*WHAT YOU ARE ASKED TO DO:*
Pictures don't belong in the copy; print all the records exactly.

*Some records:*

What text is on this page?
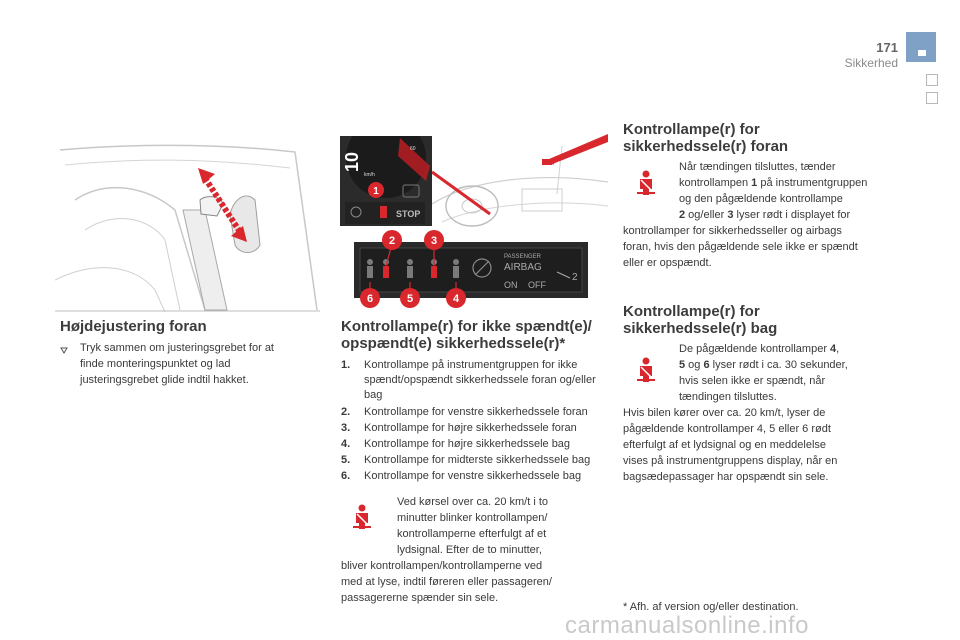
171
Sikkerhed
10
km/h
60
1
STOP
PASSENGER
AIRBAG
ON OFF
2
2	3
4
5
6
Højdejustering foran
Tryk sammen om justeringsgrebet for at finde monteringspunktet og lad justeringsgrebet glide indtil hakket.
Kontrollampe(r) for ikke spændt(e)/
opspændt(e) sikkerhedssele(r)*
1. Kontrollampe på instrumentgruppen for ikke spændt/opspændt sikkerhedssele foran og/eller bag
2. Kontrollampe for venstre sikkerhedssele foran
3. Kontrollampe for højre sikkerhedssele foran
4. Kontrollampe for højre sikkerhedssele bag
5. Kontrollampe for midterste sikkerhedssele bag
6. Kontrollampe for venstre sikkerhedssele bag
Ved kørsel over ca. 20 km/t i to
minutter blinker kontrollampen/
kontrollamperne efterfulgt af et
lydsignal. Efter de to minutter,
bliver kontrollampen/kontrollamperne ved
med at lyse, indtil føreren eller passageren/
passagererne spænder sin sele.
Kontrollampe(r) for
sikkerhedssele(r) foran
Når tændingen tilsluttes, tænder
kontrollampen 1 på instrumentgruppen
og den pågældende kontrollampe
2 og/eller 3 lyser rødt i displayet for
kontrollamper for sikkerhedsseller og airbags
foran, hvis den pågældende sele ikke er spændt
eller er opspændt.
Kontrollampe(r) for
sikkerhedssele(r) bag
De pågældende kontrollamper 4,
5 og 6 lyser rødt i ca. 30 sekunder,
hvis selen ikke er spændt, når
tændingen tilsluttes.
Hvis bilen kører over ca. 20 km/t, lyser de
pågældende kontrollamper 4, 5 eller 6 rødt
efterfulgt af et lydsignal og en meddelelse
vises på instrumentgruppens display, når en
bagsædepassager har opspændt sin sele.
* Afh. af version og/eller destination.
carmanualsonline.info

*FINAL RESULT:*
What text is on this page?
171
Sikkerhed
10
km/h
60
1
STOP
PASSENGER
AIRBAG
ON OFF
2
2	3
4
5
6
Højdejustering foran
Tryk sammen om justeringsgrebet for at finde monteringspunktet og lad justeringsgrebet glide indtil hakket.
Kontrollampe(r) for ikke spændt(e)/
opspændt(e) sikkerhedssele(r)*
1. Kontrollampe på instrumentgruppen for ikke spændt/opspændt sikkerhedssele foran og/eller bag
2. Kontrollampe for venstre sikkerhedssele foran
3. Kontrollampe for højre sikkerhedssele foran
4. Kontrollampe for højre sikkerhedssele bag
5. Kontrollampe for midterste sikkerhedssele bag
6. Kontrollampe for venstre sikkerhedssele bag
Ved kørsel over ca. 20 km/t i to
minutter blinker kontrollampen/
kontrollamperne efterfulgt af et
lydsignal. Efter de to minutter,
bliver kontrollampen/kontrollamperne ved
med at lyse, indtil føreren eller passageren/
passagererne spænder sin sele.
Kontrollampe(r) for
sikkerhedssele(r) foran
Når tændingen tilsluttes, tænder
kontrollampen 1 på instrumentgruppen
og den pågældende kontrollampe
2 og/eller 3 lyser rødt i displayet for
kontrollamper for sikkerhedsseller og airbags
foran, hvis den pågældende sele ikke er spændt
eller er opspændt.
Kontrollampe(r) for
sikkerhedssele(r) bag
De pågældende kontrollamper 4,
5 og 6 lyser rødt i ca. 30 sekunder,
hvis selen ikke er spændt, når
tændingen tilsluttes.
Hvis bilen kører over ca. 20 km/t, lyser de
pågældende kontrollamper 4, 5 eller 6 rødt
efterfulgt af et lydsignal og en meddelelse
vises på instrumentgruppens display, når en
bagsædepassager har opspændt sin sele.
* Afh. af version og/eller destination.
carmanualsonline.info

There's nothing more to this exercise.